Pictures do not belong in the copy; transcribe everything else in the records exactly.
________________________________________
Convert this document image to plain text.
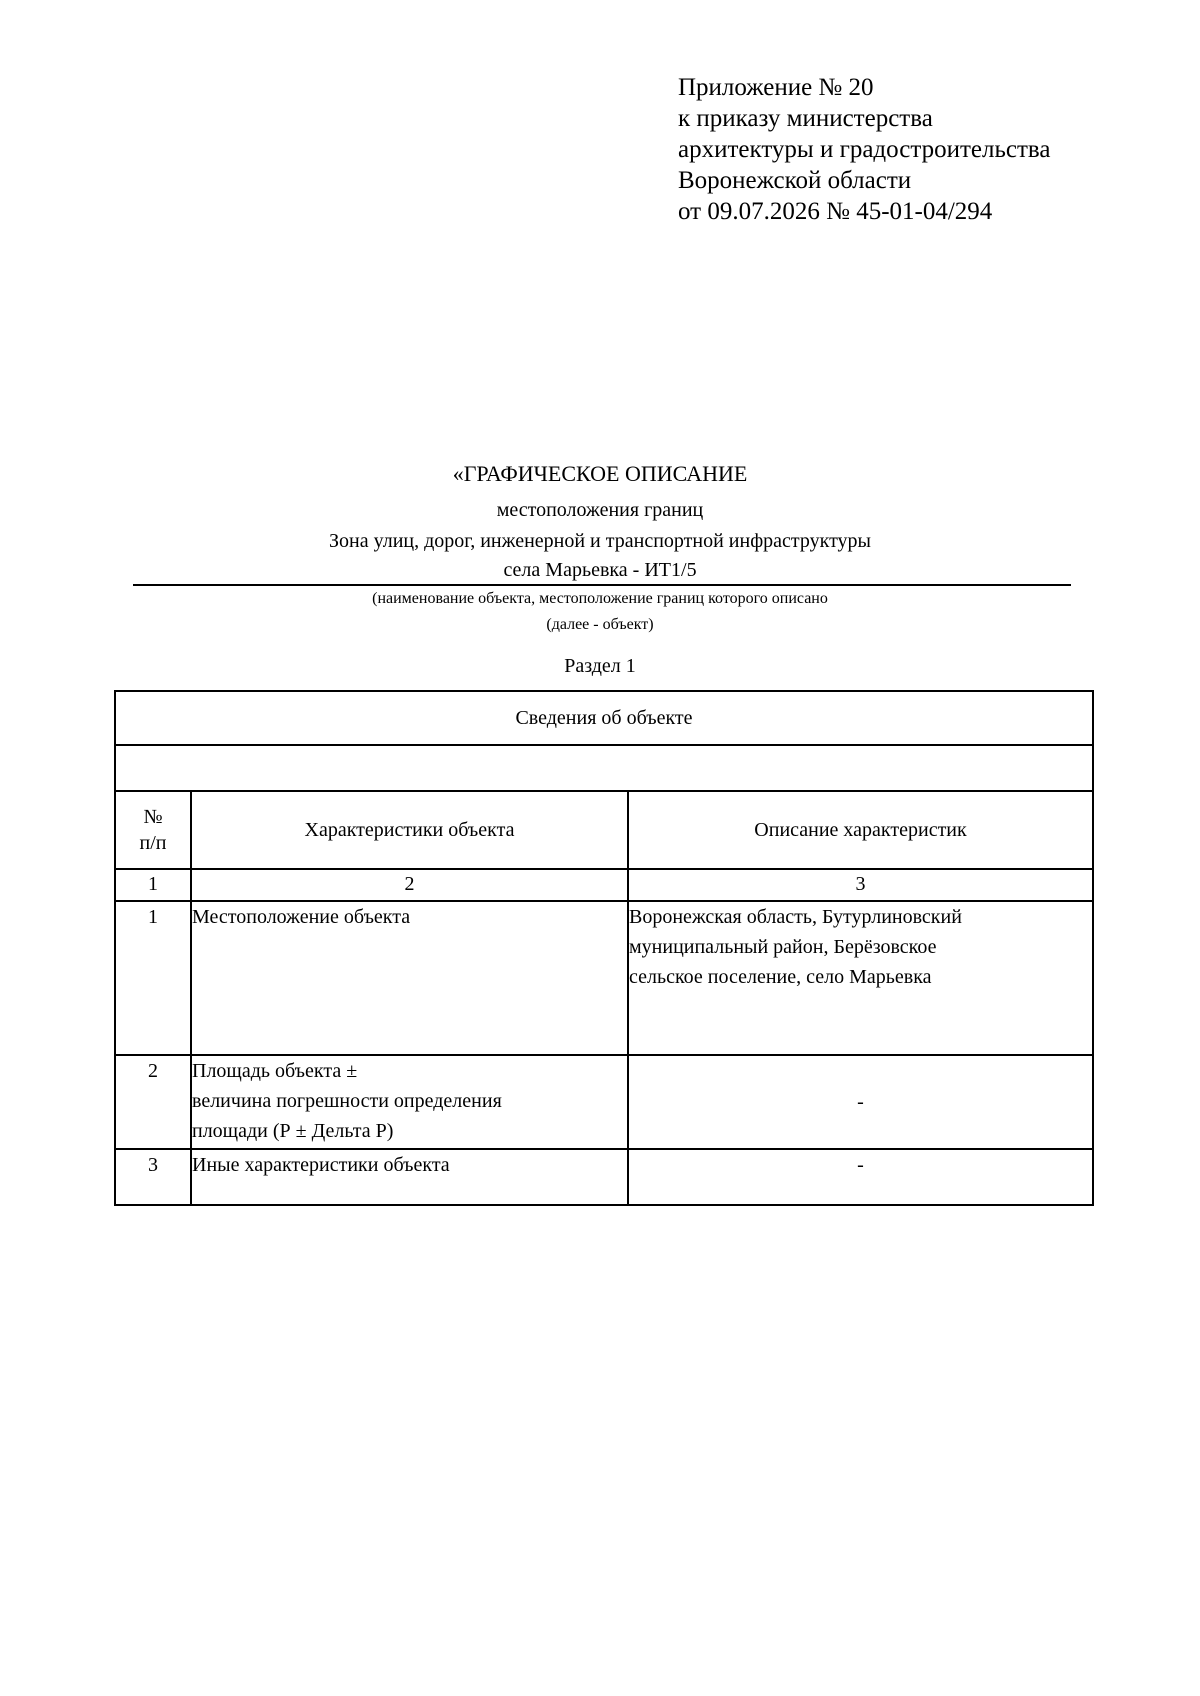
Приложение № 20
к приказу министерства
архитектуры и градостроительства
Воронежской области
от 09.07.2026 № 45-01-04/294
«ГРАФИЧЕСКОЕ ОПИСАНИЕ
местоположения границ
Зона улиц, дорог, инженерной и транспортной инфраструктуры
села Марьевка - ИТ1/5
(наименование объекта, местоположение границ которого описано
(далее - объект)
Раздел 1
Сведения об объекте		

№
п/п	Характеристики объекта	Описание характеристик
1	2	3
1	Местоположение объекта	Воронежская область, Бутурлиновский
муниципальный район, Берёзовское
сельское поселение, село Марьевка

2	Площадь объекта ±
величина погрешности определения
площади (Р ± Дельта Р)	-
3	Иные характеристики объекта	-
________________________________________
**Response to the exercise**
Convert this document image to plain text.
Приложение № 20
к приказу министерства
архитектуры и градостроительства
Воронежской области
от 09.07.2026 № 45-01-04/294
«ГРАФИЧЕСКОЕ ОПИСАНИЕ
местоположения границ
Зона улиц, дорог, инженерной и транспортной инфраструктуры
села Марьевка - ИТ1/5
(наименование объекта, местоположение границ которого описано
(далее - объект)
Раздел 1
Сведения об объекте		

№
п/п	Характеристики объекта	Описание характеристик
1	2	3
1	Местоположение объекта	Воронежская область, Бутурлиновский
муниципальный район, Берёзовское
сельское поселение, село Марьевка

2	Площадь объекта ±
величина погрешности определения
площади (Р ± Дельта Р)	-
3	Иные характеристики объекта	-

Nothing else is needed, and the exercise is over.